EXCERPTED TEXT start
Visual Business Intelligence Workshop – SMTN and Information Dashboard Design

‘Show Me the Numbers: Table and Graph Design’ (two-day course) and ‘Information Dashboard Design’ will be offered at this workshop.

Show Me the Numbers: Table and Graph Design

No information is more important to most organizations than quantitative information — numbers that measure performance, identify opportunities, and predict the future. Most quantitative information is presented in tables and graphs. Unfortunately, most tables and graphs produced in organizations today are poorly designed—often to the point of misinformation. Why? Because almost no one who produces them, including specialists such as financial analysts and business intelligence professionals, have been trained in effective table and graph design. You can become an exception to this norm.

The ability to present quantitative information effectively is not intuitive; it requires visual communication skills that must be learned. Based on the book Show Me the Numbers: Designing Tables and Graphs to Enlighten by Stephen Few, this course provides an in-depth introduction to the best practices of quantitative data presentation.
EXCERPTED TEXT end
ITEMS start
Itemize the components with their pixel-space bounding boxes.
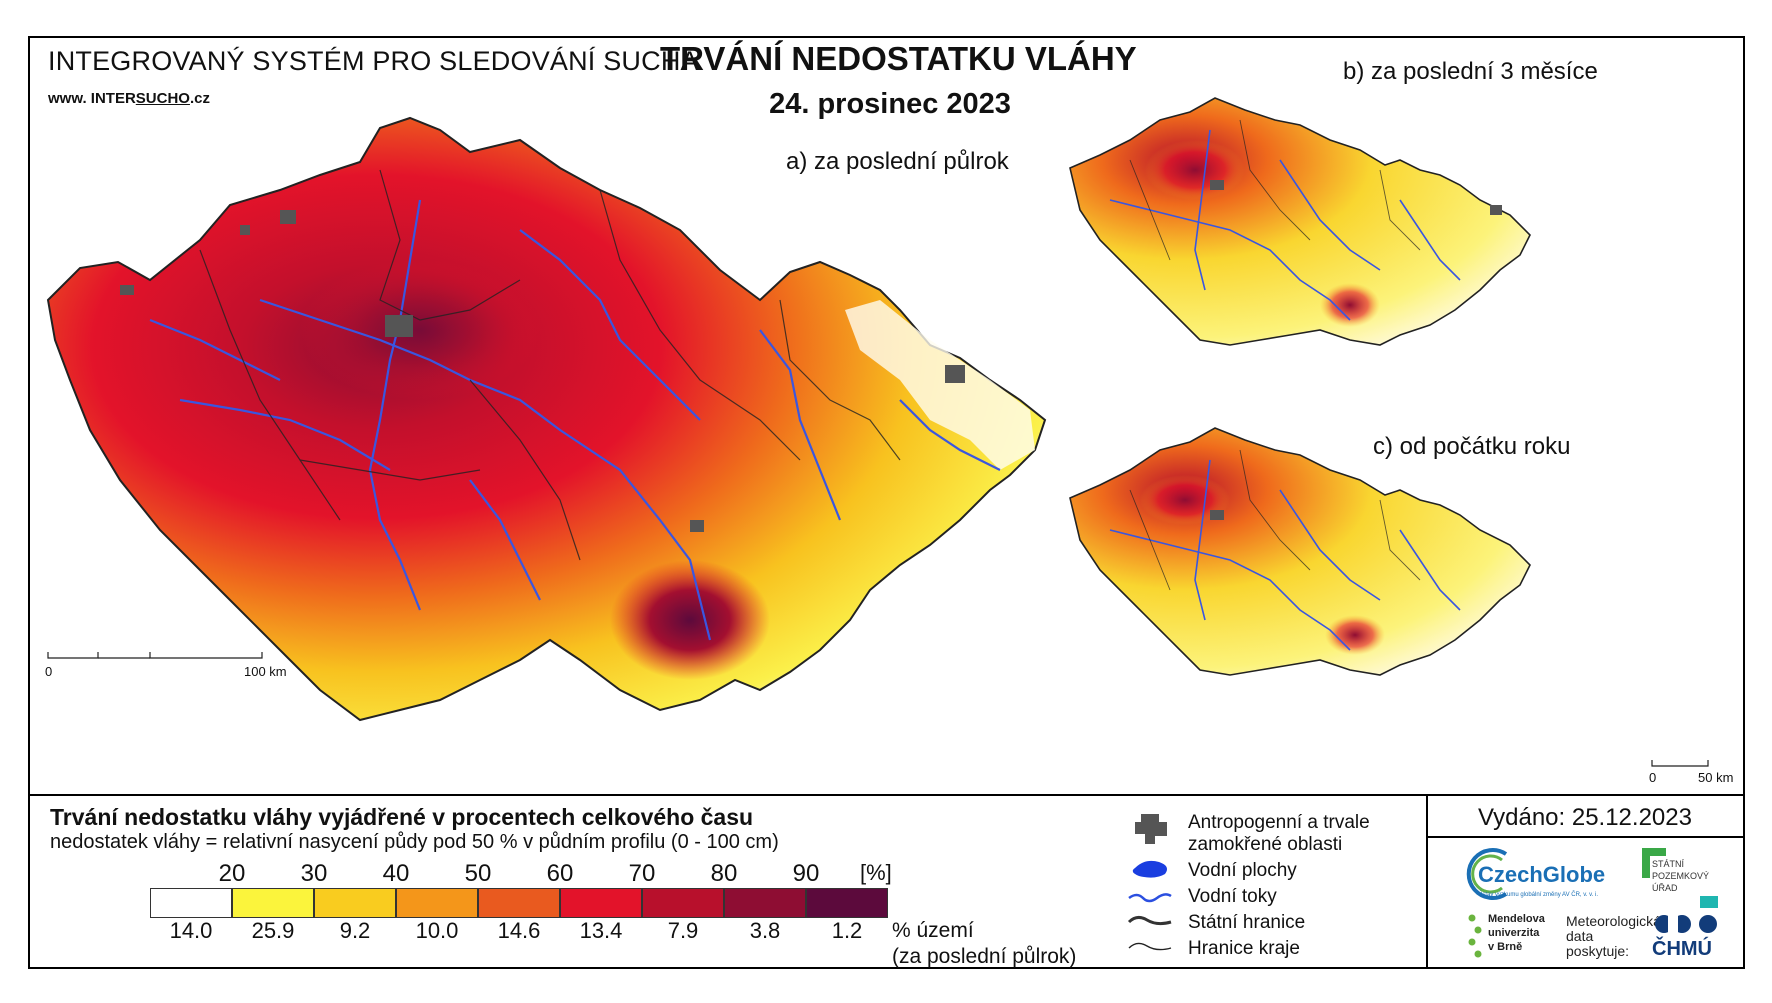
- legend-share: 14.6: [497, 918, 541, 943]
- legend-threshold: 80: [710, 860, 738, 887]
- czechglobe-subtitle: Ústav výzkumu globální změny AV ČR, v. v…: [1478, 892, 1599, 898]
- map-c-label: c) od počátku roku: [1373, 433, 1571, 460]
- scale-small-end: 50 km: [1698, 770, 1734, 785]
- system-title: INTEGROVANÝ SYSTÉM PRO SLEDOVÁNÍ SUCHA: [48, 46, 699, 76]
- state-border-icon: [1127, 915, 1172, 926]
- legend-share: 10.0: [415, 918, 459, 943]
- legend-threshold: 30: [300, 860, 328, 887]
- region-border-icon: [1128, 942, 1172, 951]
- urban-area-icon: [1135, 814, 1167, 844]
- chmu-logo-mark: [1655, 915, 1717, 933]
- map-b-three-months: [1069, 97, 1531, 346]
- map-date: 24. prosinec 2023: [769, 88, 1011, 120]
- footer-divider-vertical: [1426, 794, 1428, 969]
- map-a-label: a) za poslední půlrok: [786, 148, 1009, 175]
- legend-subtitle: nedostatek vláhy = relativní nasycení pů…: [50, 831, 779, 853]
- symbol-water-bodies-label: Vodní plochy: [1188, 860, 1297, 881]
- legend-threshold: 50: [464, 860, 492, 887]
- map-a-six-months: [46, 116, 1047, 722]
- legend-share: 13.4: [579, 918, 623, 943]
- legend-share: 25.9: [251, 918, 295, 943]
- legend-threshold: 60: [546, 860, 574, 887]
- river-icon: [1128, 893, 1172, 903]
- scale-main-zero: 0: [45, 664, 53, 679]
- legend-swatch: [478, 888, 560, 918]
- symbol-state-border-label: Státní hranice: [1188, 912, 1306, 933]
- legend-title: Trvání nedostatku vláhy vyjádřené v proc…: [50, 804, 754, 830]
- scale-small-zero: 0: [1649, 770, 1657, 785]
- legend-swatch: [724, 888, 806, 918]
- issued-date: Vydáno: 25.12.2023: [1478, 804, 1692, 831]
- legend-share: 1.2: [831, 918, 863, 943]
- legend-swatch: [232, 888, 314, 918]
- czechglobe-logo-mark: [1466, 848, 1508, 900]
- legend-share: 9.2: [339, 918, 371, 943]
- meteorological-data-label: Meteorologická data poskytuje:: [1566, 913, 1661, 959]
- main-title: TRVÁNÍ NEDOSTATKU VLÁHY: [660, 40, 1137, 77]
- legend-share: 7.9: [667, 918, 699, 943]
- legend-divider: [28, 794, 1745, 796]
- legend-threshold: 20: [218, 860, 246, 887]
- spu-logo-mark: [1642, 848, 1666, 878]
- legend-threshold: 90: [792, 860, 820, 887]
- chmu-logo: ČHMÚ: [1652, 938, 1712, 960]
- legend-swatch: [314, 888, 396, 918]
- legend-threshold: 40: [382, 860, 410, 887]
- symbol-region-border-label: Hranice kraje: [1188, 938, 1300, 959]
- footer-divider-horizontal: [1426, 836, 1745, 838]
- mendel-logo-dots: [1468, 914, 1482, 958]
- spu-logo-accent: [1700, 896, 1718, 908]
- legend-share: 14.0: [169, 918, 213, 943]
- legend-threshold: 70: [628, 860, 656, 887]
- symbol-icons: [1127, 814, 1172, 951]
- legend-swatch: [642, 888, 724, 918]
- water-body-icon: [1132, 860, 1167, 878]
- legend-swatch: [806, 888, 888, 918]
- symbol-anthropogenic-label: Antropogenní a trvale zamokřené oblasti: [1188, 812, 1370, 855]
- symbol-rivers-label: Vodní toky: [1188, 886, 1277, 907]
- legend-unit: [%]: [860, 860, 892, 885]
- map-c-since-year-start: [1069, 427, 1709, 767]
- spu-logo: STÁTNÍ POZEMKOVÝ ÚŘAD: [1652, 859, 1710, 893]
- map-b-label: b) za poslední 3 měsíce: [1343, 58, 1598, 85]
- legend-swatch: [150, 888, 232, 918]
- czechglobe-logo: CzechGlobe: [1478, 862, 1606, 887]
- legend-area-label: % území (za poslední půlrok): [892, 919, 1077, 968]
- website-link[interactable]: www. INTERSUCHO.cz: [48, 90, 210, 107]
- legend-share: 3.8: [749, 918, 781, 943]
- legend-swatch: [560, 888, 642, 918]
- mendel-university-logo: Mendelova univerzita v Brně: [1488, 913, 1545, 953]
- legend-swatch: [396, 888, 478, 918]
- scale-main-end: 100 km: [244, 664, 287, 679]
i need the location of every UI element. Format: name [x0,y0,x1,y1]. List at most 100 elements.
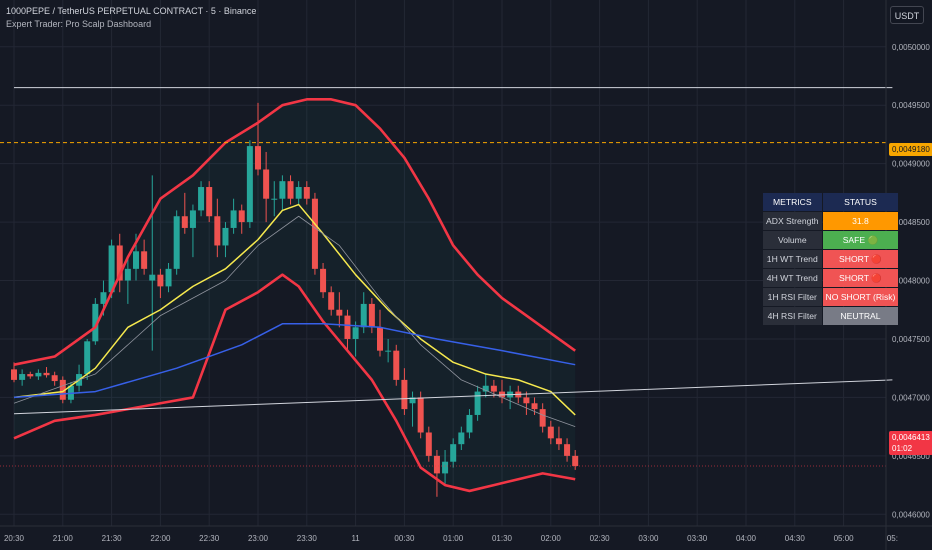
candle-body [401,379,408,410]
symbol-title[interactable]: 1000PEPE / TetherUS PERPETUAL CONTRACT ·… [6,6,257,16]
candle-body [377,327,383,351]
candle-body [51,375,58,382]
candle-body [433,455,440,474]
candle-body [320,268,327,293]
x-tick-label: 21:00 [53,534,74,543]
dashboard-row: 1H WT Trend SHORT 🔴 [763,250,899,268]
candle-body [295,187,302,199]
candle-body [149,274,156,281]
bar-countdown: 01:02 [892,444,913,453]
candle-body [133,251,139,269]
dashboard-row: 4H RSI Filter NEUTRAL [763,307,899,325]
candle-body [523,397,530,404]
x-tick-label: 02:30 [590,534,611,543]
dashboard-row: 1H RSI Filter NO SHORT (Risk) [763,288,899,306]
last-price-tag: 0,0046413 01:02 [889,431,932,455]
candle-body [442,461,449,474]
candle-body [360,303,367,328]
last-price: 0,0046413 [892,433,930,442]
candle-body [124,268,131,281]
candle-body [287,181,294,199]
x-tick-label: 11 [351,534,360,543]
candle-body [490,385,497,392]
status-header: STATUS [822,193,899,211]
indicator-lines [13,98,576,493]
trendlines[interactable] [13,87,893,415]
y-tick-label: 0,0047000 [892,393,930,402]
metric-label: 1H RSI Filter [763,288,822,306]
candle-body [100,292,107,304]
candle-body [141,251,148,269]
candle-body [531,403,538,410]
candle-body [466,414,473,433]
x-tick-label: 02:00 [541,534,562,543]
candle-body [482,385,489,392]
currency-button[interactable]: USDT [890,6,924,24]
candle-body [539,409,546,427]
metric-status: SAFE 🟢 [822,231,899,249]
candle-body [303,187,310,199]
level-price-tag: 0,0049180 [889,143,932,156]
candle-body [92,303,99,342]
x-tick-label: 21:30 [102,534,123,543]
candle-body [458,432,465,445]
metric-label: 4H WT Trend [763,269,822,287]
candle-body [116,245,123,281]
candle-body [181,216,188,228]
candles [11,102,579,497]
candle-body [214,216,221,246]
ema-slow-line [13,323,576,399]
sma-line [13,215,576,428]
candle-body [336,309,343,316]
x-tick-label: 00:30 [394,534,415,543]
x-tick-label: 05:00 [834,534,855,543]
candle-body [198,187,205,211]
x-tick-label: 22:30 [199,534,220,543]
ema-fast-line [13,203,576,416]
x-tick-label: 04:30 [785,534,806,543]
candle-body [255,146,261,170]
candle-body [19,374,26,380]
candle-body [108,245,115,293]
bb-lower-line [13,273,576,493]
candle-body [368,303,375,328]
metric-status: 31.8 [822,212,899,230]
candle-body [393,350,400,380]
metric-status: SHORT 🔴 [822,250,899,268]
indicator-title[interactable]: Expert Trader: Pro Scalp Dashboard [6,19,152,29]
x-tick-label: 20:30 [4,534,25,543]
y-tick-label: 0,0050000 [892,43,930,52]
candle-body [238,210,245,223]
x-tick-label: 05: [887,534,898,543]
candle-body [352,327,359,339]
metric-label: ADX Strength [763,212,822,230]
dashboard-header-row: METRICS STATUS [763,193,899,211]
candle-body [417,397,424,433]
band-fill-area [14,99,576,491]
candle-body [27,374,34,377]
x-tick-label: 01:30 [492,534,513,543]
y-tick-label: 0,0047500 [892,335,930,344]
candle-body [344,315,351,339]
candle-body [222,227,229,246]
candle-body [246,146,253,223]
candle-body [450,444,457,462]
metrics-header: METRICS [763,193,822,211]
y-tick-label: 0,0049000 [892,160,930,169]
candle-body [157,274,164,287]
x-tick-label: 22:00 [150,534,171,543]
candle-body [328,292,335,310]
metric-label: Volume [763,231,822,249]
x-tick-label: 03:00 [638,534,659,543]
x-tick-label: 03:30 [687,534,708,543]
dashboard-row: 4H WT Trend SHORT 🔴 [763,269,899,287]
metric-status: NO SHORT (Risk) [822,288,899,306]
candle-body [547,426,554,439]
x-tick-label: 23:30 [297,534,318,543]
candle-body [555,438,562,445]
metric-status: SHORT 🔴 [822,269,899,287]
metric-status: NEUTRAL [822,307,899,325]
price-levels [0,142,886,467]
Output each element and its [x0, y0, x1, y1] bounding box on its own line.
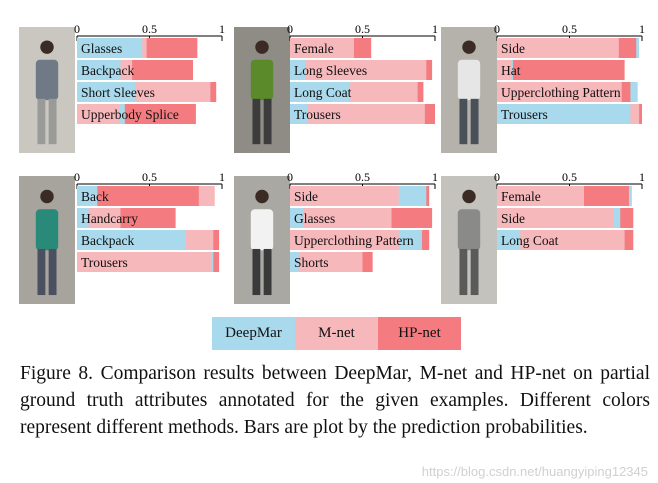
tick-label: 0.5: [355, 22, 370, 36]
tick-label: 0.5: [562, 22, 577, 36]
category-label: Handcarry: [81, 211, 138, 226]
chart-panel-2: 0 0.5 1 Female Long Sleeves Long Coat Trousers: [287, 22, 438, 124]
bar-deepmar-3: [77, 230, 186, 250]
category-label: Long Coat: [501, 233, 559, 248]
category-label: Female: [501, 189, 541, 204]
bar-deepmar-4: [497, 104, 631, 124]
tick-label: 0: [494, 22, 500, 36]
tick-label: 1: [432, 170, 438, 184]
bar-mnet-2: [497, 60, 512, 80]
pedestrian-photo-1: [19, 27, 75, 153]
category-label: Backpack: [81, 63, 134, 78]
bar-mnet-4: [290, 252, 363, 272]
chart-panel-5: 0 0.5 1 Side Glasses Upperclothing Pattern Sho…: [287, 170, 438, 272]
category-label: Backpack: [81, 233, 134, 248]
bar-deepmar-4: [290, 252, 299, 272]
tick-label: 0: [287, 22, 293, 36]
bar-hpnet-2: [497, 60, 625, 80]
tick-label: 0: [287, 170, 293, 184]
bar-deepmar-3: [290, 82, 350, 102]
bar-mnet-1: [497, 38, 619, 58]
bar-mnet-3: [290, 230, 399, 250]
category-label: Side: [501, 211, 525, 226]
bar-mnet-4: [77, 252, 212, 272]
category-label: Upperclothing Pattern: [501, 85, 621, 100]
bar-mnet-1: [497, 186, 584, 206]
bar-deepmar-1: [77, 38, 143, 58]
category-label: Shorts: [294, 255, 329, 270]
bar-mnet-3: [497, 82, 622, 102]
category-label: Short Sleeves: [81, 85, 155, 100]
tick-label: 0.5: [355, 170, 370, 184]
legend-item-mnet: M-net: [295, 317, 378, 350]
tick-label: 1: [219, 170, 225, 184]
legend: DeepMar M-net HP-net: [212, 317, 461, 350]
category-label: Trousers: [294, 107, 341, 122]
bar-deepmar-3: [77, 82, 135, 102]
tick-label: 0.5: [142, 22, 157, 36]
bar-mnet-1: [290, 38, 354, 58]
category-label: Back: [81, 189, 109, 204]
tick-label: 1: [639, 22, 645, 36]
watermark: https://blog.csdn.net/huangyiping12345: [421, 464, 648, 479]
bar-mnet-3: [497, 230, 625, 250]
bar-mnet-2: [290, 60, 427, 80]
bar-deepmar-4: [290, 104, 308, 124]
pedestrian-photo-5: [234, 176, 290, 304]
figure-caption: Figure 8. Comparison results between Dee…: [20, 363, 650, 438]
legend-item-hpnet: HP-net: [378, 317, 461, 350]
category-label: Upperbody Splice: [81, 107, 179, 122]
bar-deepmar-3: [497, 230, 521, 250]
tick-label: 0: [74, 22, 80, 36]
bar-deepmar-2: [290, 60, 306, 80]
category-label: Glasses: [81, 41, 122, 56]
bar-deepmar-2: [77, 208, 89, 228]
bar-hpnet-1: [77, 186, 199, 206]
tick-label: 0.5: [142, 170, 157, 184]
category-label: Hat: [501, 63, 521, 78]
pedestrian-photo-3: [441, 27, 497, 153]
category-label: Female: [294, 41, 334, 56]
bar-mnet-1: [290, 186, 399, 206]
bar-deepmar-2: [290, 208, 304, 228]
tick-label: 0: [74, 170, 80, 184]
chart-panel-1: 0 0.5 1 Glasses Backpack Short Sleeves Upperbo…: [74, 22, 225, 124]
tick-label: 0: [494, 170, 500, 184]
tick-label: 1: [639, 170, 645, 184]
chart-panel-3: 0 0.5 1 Side Hat Upperclothing Pattern Trouser…: [494, 22, 645, 124]
category-label: Glasses: [294, 211, 335, 226]
bar-mnet-2: [497, 208, 613, 228]
tick-label: 1: [432, 22, 438, 36]
category-label: Long Coat: [294, 85, 352, 100]
chart-panel-4: 0 0.5 1 Back Handcarry Backpack Trousers: [74, 170, 225, 272]
bar-mnet-4: [77, 104, 120, 124]
pedestrian-photo-2: [234, 27, 290, 153]
tick-label: 1: [219, 22, 225, 36]
legend-item-deepmar: DeepMar: [212, 317, 295, 350]
category-label: Trousers: [81, 255, 128, 270]
bar-deepmar-1: [77, 186, 98, 206]
category-label: Side: [501, 41, 525, 56]
bar-mnet-2: [290, 208, 392, 228]
tick-label: 0.5: [562, 170, 577, 184]
bar-deepmar-2: [77, 60, 121, 80]
category-label: Long Sleeves: [294, 63, 367, 78]
category-label: Upperclothing Pattern: [294, 233, 414, 248]
category-label: Trousers: [501, 107, 548, 122]
chart-panel-6: 0 0.5 1 Female Side Long Coat: [494, 170, 645, 250]
category-label: Side: [294, 189, 318, 204]
bar-mnet-4: [290, 104, 425, 124]
pedestrian-photo-4: [19, 176, 75, 304]
pedestrian-photo-6: [441, 176, 497, 304]
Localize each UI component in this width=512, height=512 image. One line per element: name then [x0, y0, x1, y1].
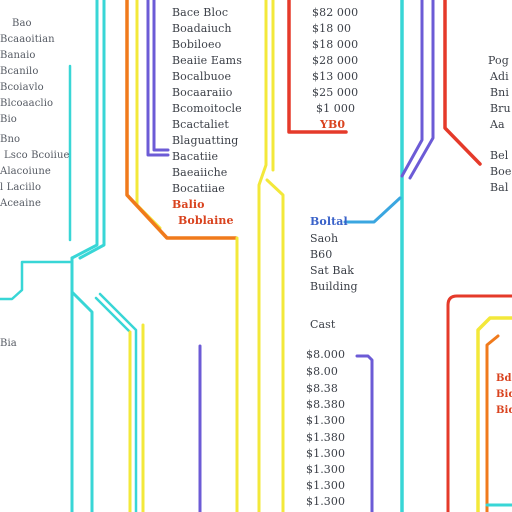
cyan-line [94, 296, 132, 334]
left-label: Bia [0, 338, 17, 349]
left-label: l Laciilo [0, 182, 42, 193]
left-label: Banaio [0, 50, 36, 61]
value-red-label: YB0 [320, 118, 346, 131]
left-label: Bcanilo [0, 66, 39, 77]
purple-line [400, 0, 424, 178]
left-label: Bio [0, 114, 17, 125]
center-label: Beaiie Eams [172, 54, 242, 67]
far-right-label: Bel [490, 149, 509, 162]
value-label: $18 000 [312, 38, 359, 51]
far-right-red-label: Bid [496, 389, 512, 400]
center-label: Boadaiuch [172, 22, 232, 35]
far-right-red-label: Bdd [496, 373, 512, 384]
cyan-line [70, 256, 94, 512]
left-label: Bcaaoitian [0, 34, 55, 45]
far-right-label: Bru [490, 102, 511, 115]
yellow-box [476, 316, 512, 512]
center-label: Bcactaliet [172, 118, 229, 131]
center-mid-label: Boltal [310, 215, 348, 228]
red-line [443, 0, 482, 166]
center-label: Blaguatting [172, 134, 239, 147]
left-label: Bcoiavlo [0, 82, 44, 93]
value-label: $1 000 [316, 102, 356, 115]
left-label: Bao [12, 18, 32, 29]
bottom-value: $1.380 [306, 431, 346, 444]
orange-line [485, 334, 500, 512]
bottom-value: $1.300 [306, 495, 346, 508]
far-right-label: Adi [490, 70, 509, 83]
far-right-label: Bni [490, 86, 509, 99]
value-label: $25 000 [312, 86, 359, 99]
far-right-label: Boe [490, 165, 512, 178]
center-mid-label: Sat Bak [310, 264, 355, 277]
bottom-value: $1.300 [306, 414, 346, 427]
center-red-label: Boblaine [178, 214, 234, 227]
value-label: $18 00 [312, 22, 352, 35]
center-mid-label: B60 [310, 248, 333, 261]
bottom-value: $8.380 [306, 398, 346, 411]
center-mid-label: Building [310, 280, 358, 293]
left-label: Alacoiune [0, 166, 51, 177]
center-label: Bacatiie [172, 150, 219, 163]
red-box [446, 294, 512, 512]
cyan-line [78, 0, 106, 260]
center-label: Bace Bloc [172, 6, 229, 19]
yellow-line [257, 0, 268, 512]
far-right-label: Pog [488, 54, 509, 67]
bottom-value: $1.300 [306, 463, 346, 476]
cyan-line [0, 260, 72, 301]
value-label: $28 000 [312, 54, 359, 67]
far-right-label: Aa [490, 118, 505, 131]
bottom-value: $1.300 [306, 479, 346, 492]
bottom-value: $8.00 [306, 365, 338, 378]
center-label: Bocaaraiio [172, 86, 233, 99]
purple-line [408, 0, 435, 180]
left-label: Lsco Bcoiiue [4, 150, 70, 161]
center-label: Bcomoitocle [172, 102, 242, 115]
blue-line [343, 196, 402, 224]
value-label: $82 000 [312, 6, 359, 19]
purple-line [152, 0, 170, 152]
left-label: Bno [0, 134, 21, 145]
orange-line [125, 0, 238, 240]
left-label: Blcoaaclio [0, 98, 54, 109]
center-red-label: Balio [172, 198, 205, 211]
yellow-line [265, 178, 285, 512]
center-label: Bobiloeo [172, 38, 222, 51]
far-right-red-label: Bid [496, 405, 512, 416]
far-right-label: Bal [490, 181, 509, 194]
center-mid-label: Saoh [310, 232, 339, 245]
center-label: Bocalbuoe [172, 70, 232, 83]
left-label: Aceaine [0, 198, 41, 209]
center-label: Bocatiiae [172, 182, 225, 195]
bottom-value: $1.300 [306, 447, 346, 460]
center-label: Baeaiiche [172, 166, 228, 179]
purple-line [355, 354, 374, 512]
bottom-value: $8.000 [306, 348, 346, 361]
purple-line [146, 0, 170, 157]
bottom-value: $8.38 [306, 382, 338, 395]
center-mid-label: Cast [310, 318, 336, 331]
value-label: $13 000 [312, 70, 359, 83]
red-line [287, 0, 348, 134]
cyan-line [70, 0, 99, 512]
cyan-line [98, 292, 138, 512]
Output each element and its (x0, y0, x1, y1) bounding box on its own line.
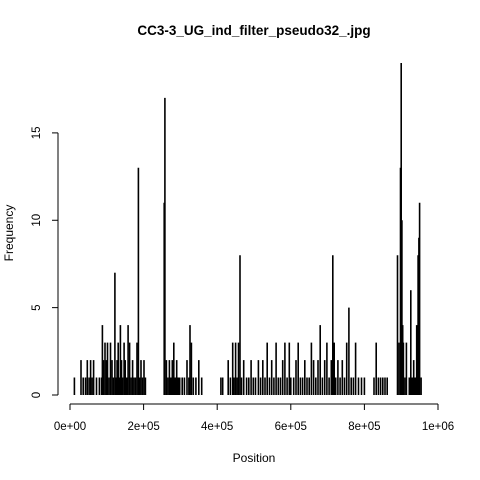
ITEMS end
• _OBJECTIVES_
1/ Copy the workshop description word for word, everything from "Visual Business Intelligence" down to "at this workshop.".
2/ From the entries, repeat word for word everything from the line containing "cyan-line [94, 296, 132, 334]" down to the line containing "center-label: Boadaiuch [172, 22, 232, 35]", and give only those lines.
The workshop description and the entries are unrelated material.

• _PROBLEM SOLUTIONS_
1/
Visual Business Intelligence Workshop – SMTN and Information Dashboard Design

‘Show Me the Numbers: Table and Graph Design’ (two-day course) and ‘Information Dashboard Design’ will be offered at this workshop.

2/
cyan-line [94, 296, 132, 334]
left-label: Bia [0, 338, 17, 349]
left-label: l Laciilo [0, 182, 42, 193]
left-label: Banaio [0, 50, 36, 61]
value-red-label: YB0 [320, 118, 346, 131]
left-label: Bcanilo [0, 66, 39, 77]
purple-line [400, 0, 424, 178]
left-label: Bio [0, 114, 17, 125]
center-label: Beaiie Eams [172, 54, 242, 67]
far-right-label: Bel [490, 149, 509, 162]
value-label: $18 000 [312, 38, 359, 51]
far-right-red-label: Bid [496, 389, 512, 400]
center-label: Boadaiuch [172, 22, 232, 35]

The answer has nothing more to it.